Beginning with the line where "Enumerate this screenshot's" appears, restate the lines word for word through the last one in the listing.

================================

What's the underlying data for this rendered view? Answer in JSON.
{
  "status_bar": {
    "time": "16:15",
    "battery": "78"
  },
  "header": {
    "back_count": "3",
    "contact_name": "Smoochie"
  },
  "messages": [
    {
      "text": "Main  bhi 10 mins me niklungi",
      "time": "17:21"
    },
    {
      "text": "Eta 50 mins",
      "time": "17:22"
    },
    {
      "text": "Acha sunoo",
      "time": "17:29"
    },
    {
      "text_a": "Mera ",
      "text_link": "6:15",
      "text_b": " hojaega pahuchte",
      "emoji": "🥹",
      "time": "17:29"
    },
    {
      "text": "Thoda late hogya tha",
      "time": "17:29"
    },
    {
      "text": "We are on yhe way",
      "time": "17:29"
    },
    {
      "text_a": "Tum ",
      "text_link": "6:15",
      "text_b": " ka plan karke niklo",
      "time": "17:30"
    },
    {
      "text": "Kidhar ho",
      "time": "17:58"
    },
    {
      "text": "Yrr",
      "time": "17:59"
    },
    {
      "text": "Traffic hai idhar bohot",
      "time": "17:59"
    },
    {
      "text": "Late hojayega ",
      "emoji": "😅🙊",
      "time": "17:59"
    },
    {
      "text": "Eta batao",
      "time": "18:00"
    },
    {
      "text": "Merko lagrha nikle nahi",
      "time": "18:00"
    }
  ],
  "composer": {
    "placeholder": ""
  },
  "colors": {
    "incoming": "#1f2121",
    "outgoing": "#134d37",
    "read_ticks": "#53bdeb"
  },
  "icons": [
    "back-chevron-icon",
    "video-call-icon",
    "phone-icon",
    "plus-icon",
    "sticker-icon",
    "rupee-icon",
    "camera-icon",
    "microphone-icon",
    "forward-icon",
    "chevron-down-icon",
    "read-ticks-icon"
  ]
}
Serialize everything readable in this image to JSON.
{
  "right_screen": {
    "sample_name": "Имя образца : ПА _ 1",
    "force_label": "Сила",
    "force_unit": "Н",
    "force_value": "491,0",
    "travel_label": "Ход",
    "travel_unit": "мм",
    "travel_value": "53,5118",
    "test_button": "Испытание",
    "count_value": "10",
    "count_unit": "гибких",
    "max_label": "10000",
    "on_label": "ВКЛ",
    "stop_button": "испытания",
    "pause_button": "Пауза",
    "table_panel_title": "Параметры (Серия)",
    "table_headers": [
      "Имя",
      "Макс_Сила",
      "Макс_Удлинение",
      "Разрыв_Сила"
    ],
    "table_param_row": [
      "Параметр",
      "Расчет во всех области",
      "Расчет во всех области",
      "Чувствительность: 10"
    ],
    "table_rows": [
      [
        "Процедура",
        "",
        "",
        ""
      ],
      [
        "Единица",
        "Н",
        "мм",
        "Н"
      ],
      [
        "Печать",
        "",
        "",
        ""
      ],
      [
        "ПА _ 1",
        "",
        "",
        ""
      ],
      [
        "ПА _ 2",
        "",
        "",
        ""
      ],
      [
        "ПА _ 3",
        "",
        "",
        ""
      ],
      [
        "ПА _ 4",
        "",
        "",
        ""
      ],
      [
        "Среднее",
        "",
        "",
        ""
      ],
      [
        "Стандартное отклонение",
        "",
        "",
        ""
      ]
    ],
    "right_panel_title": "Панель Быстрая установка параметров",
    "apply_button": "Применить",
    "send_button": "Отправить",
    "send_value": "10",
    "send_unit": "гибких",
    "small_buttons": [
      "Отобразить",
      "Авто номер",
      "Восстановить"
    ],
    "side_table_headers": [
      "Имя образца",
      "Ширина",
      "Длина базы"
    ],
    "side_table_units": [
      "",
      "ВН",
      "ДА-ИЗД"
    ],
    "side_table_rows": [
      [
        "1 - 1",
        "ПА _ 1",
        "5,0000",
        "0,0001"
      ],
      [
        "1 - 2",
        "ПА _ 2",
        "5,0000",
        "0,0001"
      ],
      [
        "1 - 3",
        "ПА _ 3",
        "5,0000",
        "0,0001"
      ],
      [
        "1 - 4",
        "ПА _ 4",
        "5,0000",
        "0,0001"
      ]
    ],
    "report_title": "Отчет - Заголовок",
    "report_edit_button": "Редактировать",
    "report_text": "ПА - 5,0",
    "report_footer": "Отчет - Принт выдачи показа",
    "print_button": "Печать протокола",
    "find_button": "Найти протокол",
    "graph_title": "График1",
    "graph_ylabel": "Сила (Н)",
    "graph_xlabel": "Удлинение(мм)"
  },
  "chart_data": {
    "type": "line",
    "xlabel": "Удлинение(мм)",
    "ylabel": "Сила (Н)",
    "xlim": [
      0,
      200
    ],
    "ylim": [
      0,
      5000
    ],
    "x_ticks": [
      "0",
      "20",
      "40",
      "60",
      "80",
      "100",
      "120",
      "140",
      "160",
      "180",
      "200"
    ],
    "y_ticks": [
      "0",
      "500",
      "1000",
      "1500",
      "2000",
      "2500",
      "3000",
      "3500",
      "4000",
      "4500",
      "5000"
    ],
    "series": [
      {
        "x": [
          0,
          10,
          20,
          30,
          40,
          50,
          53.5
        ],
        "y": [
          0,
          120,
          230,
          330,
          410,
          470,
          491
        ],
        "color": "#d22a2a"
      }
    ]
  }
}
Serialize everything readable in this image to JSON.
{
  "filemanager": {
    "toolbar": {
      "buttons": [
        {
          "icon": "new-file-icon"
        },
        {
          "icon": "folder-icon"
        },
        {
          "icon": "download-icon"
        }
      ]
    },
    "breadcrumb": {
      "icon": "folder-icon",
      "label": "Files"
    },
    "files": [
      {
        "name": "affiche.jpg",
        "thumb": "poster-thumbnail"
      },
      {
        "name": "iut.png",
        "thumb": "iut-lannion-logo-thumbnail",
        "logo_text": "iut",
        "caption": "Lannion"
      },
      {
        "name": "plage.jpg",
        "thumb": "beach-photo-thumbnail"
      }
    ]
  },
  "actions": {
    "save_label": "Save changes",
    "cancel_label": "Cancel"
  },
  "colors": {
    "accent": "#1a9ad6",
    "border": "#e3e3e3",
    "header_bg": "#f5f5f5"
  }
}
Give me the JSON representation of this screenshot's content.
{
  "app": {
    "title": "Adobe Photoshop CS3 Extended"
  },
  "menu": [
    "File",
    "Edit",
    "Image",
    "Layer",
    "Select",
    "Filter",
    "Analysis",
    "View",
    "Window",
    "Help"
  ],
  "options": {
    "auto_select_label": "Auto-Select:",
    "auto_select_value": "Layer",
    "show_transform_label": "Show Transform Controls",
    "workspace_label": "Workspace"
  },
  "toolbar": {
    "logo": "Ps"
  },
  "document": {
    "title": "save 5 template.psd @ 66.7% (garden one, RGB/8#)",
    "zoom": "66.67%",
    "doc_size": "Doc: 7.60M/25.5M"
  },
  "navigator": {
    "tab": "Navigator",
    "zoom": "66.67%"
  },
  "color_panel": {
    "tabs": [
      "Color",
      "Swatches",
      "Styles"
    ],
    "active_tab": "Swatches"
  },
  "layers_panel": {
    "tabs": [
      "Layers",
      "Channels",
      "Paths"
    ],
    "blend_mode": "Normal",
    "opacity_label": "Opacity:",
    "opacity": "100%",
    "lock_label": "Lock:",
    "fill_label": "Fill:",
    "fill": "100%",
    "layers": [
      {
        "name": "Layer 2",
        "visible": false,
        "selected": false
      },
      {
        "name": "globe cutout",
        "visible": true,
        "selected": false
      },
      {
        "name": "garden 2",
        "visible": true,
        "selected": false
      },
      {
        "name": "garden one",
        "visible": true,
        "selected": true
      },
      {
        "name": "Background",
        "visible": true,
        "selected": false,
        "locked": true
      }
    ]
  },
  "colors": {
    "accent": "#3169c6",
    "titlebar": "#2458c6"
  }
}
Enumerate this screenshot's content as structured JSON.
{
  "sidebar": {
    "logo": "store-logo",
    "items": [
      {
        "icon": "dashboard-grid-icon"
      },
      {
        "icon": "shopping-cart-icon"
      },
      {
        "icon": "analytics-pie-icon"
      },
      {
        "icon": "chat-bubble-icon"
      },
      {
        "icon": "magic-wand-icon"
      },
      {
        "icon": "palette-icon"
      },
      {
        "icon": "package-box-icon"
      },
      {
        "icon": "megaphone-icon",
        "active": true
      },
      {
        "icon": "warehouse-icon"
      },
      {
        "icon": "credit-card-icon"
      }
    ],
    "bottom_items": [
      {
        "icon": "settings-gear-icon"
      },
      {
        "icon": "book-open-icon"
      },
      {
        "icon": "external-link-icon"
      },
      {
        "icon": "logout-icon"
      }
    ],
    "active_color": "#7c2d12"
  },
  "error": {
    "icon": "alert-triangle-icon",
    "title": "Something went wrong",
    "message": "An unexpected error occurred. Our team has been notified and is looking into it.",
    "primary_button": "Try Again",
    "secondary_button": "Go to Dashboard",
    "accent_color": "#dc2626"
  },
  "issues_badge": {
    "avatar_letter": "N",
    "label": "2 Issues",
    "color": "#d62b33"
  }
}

================================

Complete answer
Enumerate this screenshot's content as structured JSON.
{
  "sidebar": {
    "logo": "store-logo",
    "items": [
      {
        "icon": "dashboard-grid-icon"
      },
      {
        "icon": "shopping-cart-icon"
      },
      {
        "icon": "analytics-pie-icon"
      },
      {
        "icon": "chat-bubble-icon"
      },
      {
        "icon": "magic-wand-icon"
      },
      {
        "icon": "palette-icon"
      },
      {
        "icon": "package-box-icon"
      },
      {
        "icon": "megaphone-icon",
        "active": true
      },
      {
        "icon": "warehouse-icon"
      },
      {
        "icon": "credit-card-icon"
      }
    ],
    "bottom_items": [
      {
        "icon": "settings-gear-icon"
      },
      {
        "icon": "book-open-icon"
      },
      {
        "icon": "external-link-icon"
      },
      {
        "icon": "logout-icon"
      }
    ],
    "active_color": "#7c2d12"
  },
  "error": {
    "icon": "alert-triangle-icon",
    "title": "Something went wrong",
    "message": "An unexpected error occurred. Our team has been notified and is looking into it.",
    "primary_button": "Try Again",
    "secondary_button": "Go to Dashboard",
    "accent_color": "#dc2626"
  },
  "issues_badge": {
    "avatar_letter": "N",
    "label": "2 Issues",
    "color": "#d62b33"
  }
}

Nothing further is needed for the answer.